---------- Data for the task ----------
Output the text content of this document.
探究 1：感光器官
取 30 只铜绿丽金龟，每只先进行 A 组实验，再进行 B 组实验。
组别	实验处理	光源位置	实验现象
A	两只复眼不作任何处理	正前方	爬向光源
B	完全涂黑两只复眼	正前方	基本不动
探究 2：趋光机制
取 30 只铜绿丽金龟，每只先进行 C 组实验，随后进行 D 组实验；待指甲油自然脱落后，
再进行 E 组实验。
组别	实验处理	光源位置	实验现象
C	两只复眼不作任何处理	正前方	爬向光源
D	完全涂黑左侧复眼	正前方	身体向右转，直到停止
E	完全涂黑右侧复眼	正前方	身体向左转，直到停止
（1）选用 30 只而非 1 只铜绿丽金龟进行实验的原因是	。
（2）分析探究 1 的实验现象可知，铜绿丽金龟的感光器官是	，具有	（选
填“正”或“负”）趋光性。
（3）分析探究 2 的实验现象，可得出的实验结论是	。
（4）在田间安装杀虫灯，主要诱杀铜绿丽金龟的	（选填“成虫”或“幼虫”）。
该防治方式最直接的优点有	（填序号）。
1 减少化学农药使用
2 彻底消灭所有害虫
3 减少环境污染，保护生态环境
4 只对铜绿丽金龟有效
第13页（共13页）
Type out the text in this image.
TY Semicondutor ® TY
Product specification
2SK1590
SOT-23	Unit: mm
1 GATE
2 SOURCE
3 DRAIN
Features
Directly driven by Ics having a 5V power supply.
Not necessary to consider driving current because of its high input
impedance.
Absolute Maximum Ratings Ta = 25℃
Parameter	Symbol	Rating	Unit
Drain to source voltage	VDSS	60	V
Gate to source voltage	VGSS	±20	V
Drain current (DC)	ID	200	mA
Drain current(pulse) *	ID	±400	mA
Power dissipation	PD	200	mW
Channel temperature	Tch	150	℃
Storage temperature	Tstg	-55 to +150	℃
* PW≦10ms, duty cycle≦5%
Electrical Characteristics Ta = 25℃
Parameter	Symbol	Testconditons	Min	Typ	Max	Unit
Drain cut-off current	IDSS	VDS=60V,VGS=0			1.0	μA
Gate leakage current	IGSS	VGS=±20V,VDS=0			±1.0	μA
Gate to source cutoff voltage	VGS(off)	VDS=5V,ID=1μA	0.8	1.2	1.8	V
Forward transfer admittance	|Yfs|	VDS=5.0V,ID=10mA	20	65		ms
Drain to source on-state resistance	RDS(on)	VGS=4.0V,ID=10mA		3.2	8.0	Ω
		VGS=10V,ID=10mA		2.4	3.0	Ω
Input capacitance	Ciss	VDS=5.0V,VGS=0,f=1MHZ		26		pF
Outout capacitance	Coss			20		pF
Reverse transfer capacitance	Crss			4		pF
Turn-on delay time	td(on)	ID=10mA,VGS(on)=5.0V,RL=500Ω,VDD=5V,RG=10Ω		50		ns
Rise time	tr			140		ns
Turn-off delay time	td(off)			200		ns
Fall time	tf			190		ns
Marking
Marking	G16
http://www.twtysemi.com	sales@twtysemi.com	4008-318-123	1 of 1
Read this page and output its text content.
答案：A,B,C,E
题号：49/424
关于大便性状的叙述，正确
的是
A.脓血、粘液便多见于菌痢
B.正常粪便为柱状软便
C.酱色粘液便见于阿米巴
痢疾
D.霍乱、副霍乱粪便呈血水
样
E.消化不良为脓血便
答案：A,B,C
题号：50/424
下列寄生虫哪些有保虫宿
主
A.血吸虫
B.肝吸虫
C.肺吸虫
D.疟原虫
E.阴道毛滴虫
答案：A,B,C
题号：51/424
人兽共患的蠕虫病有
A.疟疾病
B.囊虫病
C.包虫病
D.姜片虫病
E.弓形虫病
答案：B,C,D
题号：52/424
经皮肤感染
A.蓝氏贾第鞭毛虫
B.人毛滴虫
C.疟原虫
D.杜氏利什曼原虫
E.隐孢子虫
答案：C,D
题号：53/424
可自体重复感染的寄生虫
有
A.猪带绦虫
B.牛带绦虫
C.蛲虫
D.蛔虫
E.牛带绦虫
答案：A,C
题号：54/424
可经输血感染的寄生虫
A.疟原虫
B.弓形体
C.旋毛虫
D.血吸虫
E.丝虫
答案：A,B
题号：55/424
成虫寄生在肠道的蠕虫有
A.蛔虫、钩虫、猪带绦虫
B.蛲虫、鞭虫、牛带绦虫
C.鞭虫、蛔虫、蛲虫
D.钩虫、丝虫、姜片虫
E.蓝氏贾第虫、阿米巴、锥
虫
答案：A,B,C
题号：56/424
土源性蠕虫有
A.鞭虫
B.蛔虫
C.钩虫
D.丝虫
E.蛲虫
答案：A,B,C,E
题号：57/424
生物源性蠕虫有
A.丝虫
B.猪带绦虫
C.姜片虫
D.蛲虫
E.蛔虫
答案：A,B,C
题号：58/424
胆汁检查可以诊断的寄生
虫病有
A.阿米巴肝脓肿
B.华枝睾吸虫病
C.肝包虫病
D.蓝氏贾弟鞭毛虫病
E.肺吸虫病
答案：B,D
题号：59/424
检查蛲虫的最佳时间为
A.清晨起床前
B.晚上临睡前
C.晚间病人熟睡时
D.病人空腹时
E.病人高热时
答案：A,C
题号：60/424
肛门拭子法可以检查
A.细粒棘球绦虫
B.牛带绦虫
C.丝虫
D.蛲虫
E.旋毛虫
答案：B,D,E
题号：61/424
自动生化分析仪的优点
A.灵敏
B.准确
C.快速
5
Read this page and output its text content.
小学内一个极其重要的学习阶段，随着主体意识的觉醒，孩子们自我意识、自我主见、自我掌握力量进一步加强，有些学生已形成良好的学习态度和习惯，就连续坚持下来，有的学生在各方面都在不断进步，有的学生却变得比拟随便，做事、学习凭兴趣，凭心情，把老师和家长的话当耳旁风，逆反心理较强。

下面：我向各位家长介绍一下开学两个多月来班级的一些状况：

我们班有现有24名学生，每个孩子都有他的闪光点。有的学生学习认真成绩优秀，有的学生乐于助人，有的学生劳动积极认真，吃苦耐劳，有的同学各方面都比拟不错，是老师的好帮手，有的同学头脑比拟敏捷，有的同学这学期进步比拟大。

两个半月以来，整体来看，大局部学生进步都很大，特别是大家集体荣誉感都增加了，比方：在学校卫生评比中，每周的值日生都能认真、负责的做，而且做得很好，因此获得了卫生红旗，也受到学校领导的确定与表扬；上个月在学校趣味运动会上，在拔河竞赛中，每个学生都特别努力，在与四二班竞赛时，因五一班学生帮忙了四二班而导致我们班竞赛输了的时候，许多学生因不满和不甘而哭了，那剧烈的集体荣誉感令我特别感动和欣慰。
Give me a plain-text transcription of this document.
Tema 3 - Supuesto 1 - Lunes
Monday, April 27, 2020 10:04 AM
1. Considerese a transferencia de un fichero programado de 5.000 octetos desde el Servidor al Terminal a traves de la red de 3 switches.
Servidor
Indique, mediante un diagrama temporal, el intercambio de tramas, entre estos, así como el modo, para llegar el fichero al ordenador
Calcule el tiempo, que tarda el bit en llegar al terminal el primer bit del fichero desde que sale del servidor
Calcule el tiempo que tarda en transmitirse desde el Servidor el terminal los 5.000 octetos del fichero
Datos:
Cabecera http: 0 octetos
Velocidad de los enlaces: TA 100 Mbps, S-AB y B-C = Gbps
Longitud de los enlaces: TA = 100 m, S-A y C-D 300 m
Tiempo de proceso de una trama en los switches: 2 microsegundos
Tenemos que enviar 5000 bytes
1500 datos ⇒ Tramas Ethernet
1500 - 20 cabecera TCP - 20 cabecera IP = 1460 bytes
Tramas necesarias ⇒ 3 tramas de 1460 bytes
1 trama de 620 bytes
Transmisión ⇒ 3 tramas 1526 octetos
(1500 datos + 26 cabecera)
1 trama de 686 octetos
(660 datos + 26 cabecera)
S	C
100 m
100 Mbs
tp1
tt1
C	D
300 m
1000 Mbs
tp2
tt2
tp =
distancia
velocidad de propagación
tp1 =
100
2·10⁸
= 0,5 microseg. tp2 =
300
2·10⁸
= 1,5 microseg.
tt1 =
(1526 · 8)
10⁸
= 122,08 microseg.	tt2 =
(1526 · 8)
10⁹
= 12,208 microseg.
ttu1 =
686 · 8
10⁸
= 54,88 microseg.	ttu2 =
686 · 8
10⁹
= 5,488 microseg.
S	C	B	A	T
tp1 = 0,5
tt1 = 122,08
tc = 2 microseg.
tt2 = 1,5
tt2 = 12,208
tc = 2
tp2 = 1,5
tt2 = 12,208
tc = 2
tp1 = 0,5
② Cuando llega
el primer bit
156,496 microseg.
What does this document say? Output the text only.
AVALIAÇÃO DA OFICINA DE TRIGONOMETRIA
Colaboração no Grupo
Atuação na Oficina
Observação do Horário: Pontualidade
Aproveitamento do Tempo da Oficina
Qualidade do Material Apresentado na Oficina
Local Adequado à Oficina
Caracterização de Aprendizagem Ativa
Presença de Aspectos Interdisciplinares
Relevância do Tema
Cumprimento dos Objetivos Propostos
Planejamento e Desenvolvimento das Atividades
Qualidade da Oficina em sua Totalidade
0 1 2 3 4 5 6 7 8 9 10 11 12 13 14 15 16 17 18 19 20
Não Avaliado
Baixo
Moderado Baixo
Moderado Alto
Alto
----------
Written exercise:
Return, word for word, every line from the line with "Give me a plain-text" to the final line of the data.

Complete response:
Give me a plain-text transcription of this document.
Tema 3 - Supuesto 1 - Lunes
Monday, April 27, 2020 10:04 AM
1. Considerese a transferencia de un fichero programado de 5.000 octetos desde el Servidor al Terminal a traves de la red de 3 switches.
Servidor
Indique, mediante un diagrama temporal, el intercambio de tramas, entre estos, así como el modo, para llegar el fichero al ordenador
Calcule el tiempo, que tarda el bit en llegar al terminal el primer bit del fichero desde que sale del servidor
Calcule el tiempo que tarda en transmitirse desde el Servidor el terminal los 5.000 octetos del fichero
Datos:
Cabecera http: 0 octetos
Velocidad de los enlaces: TA 100 Mbps, S-AB y B-C = Gbps
Longitud de los enlaces: TA = 100 m, S-A y C-D 300 m
Tiempo de proceso de una trama en los switches: 2 microsegundos
Tenemos que enviar 5000 bytes
1500 datos ⇒ Tramas Ethernet
1500 - 20 cabecera TCP - 20 cabecera IP = 1460 bytes
Tramas necesarias ⇒ 3 tramas de 1460 bytes
1 trama de 620 bytes
Transmisión ⇒ 3 tramas 1526 octetos
(1500 datos + 26 cabecera)
1 trama de 686 octetos
(660 datos + 26 cabecera)
S	C
100 m
100 Mbs
tp1
tt1
C	D
300 m
1000 Mbs
tp2
tt2
tp =
distancia
velocidad de propagación
tp1 =
100
2·10⁸
= 0,5 microseg. tp2 =
300
2·10⁸
= 1,5 microseg.
tt1 =
(1526 · 8)
10⁸
= 122,08 microseg.	tt2 =
(1526 · 8)
10⁹
= 12,208 microseg.
ttu1 =
686 · 8
10⁸
= 54,88 microseg.	ttu2 =
686 · 8
10⁹
= 5,488 microseg.
S	C	B	A	T
tp1 = 0,5
tt1 = 122,08
tc = 2 microseg.
tt2 = 1,5
tt2 = 12,208
tc = 2
tp2 = 1,5
tt2 = 12,208
tc = 2
tp1 = 0,5
② Cuando llega
el primer bit
156,496 microseg.
What does this document say? Output the text only.
AVALIAÇÃO DA OFICINA DE TRIGONOMETRIA
Colaboração no Grupo
Atuação na Oficina
Observação do Horário: Pontualidade
Aproveitamento do Tempo da Oficina
Qualidade do Material Apresentado na Oficina
Local Adequado à Oficina
Caracterização de Aprendizagem Ativa
Presença de Aspectos Interdisciplinares
Relevância do Tema
Cumprimento dos Objetivos Propostos
Planejamento e Desenvolvimento das Atividades
Qualidade da Oficina em sua Totalidade
0 1 2 3 4 5 6 7 8 9 10 11 12 13 14 15 16 17 18 19 20
Não Avaliado
Baixo
Moderado Baixo
Moderado Alto
Alto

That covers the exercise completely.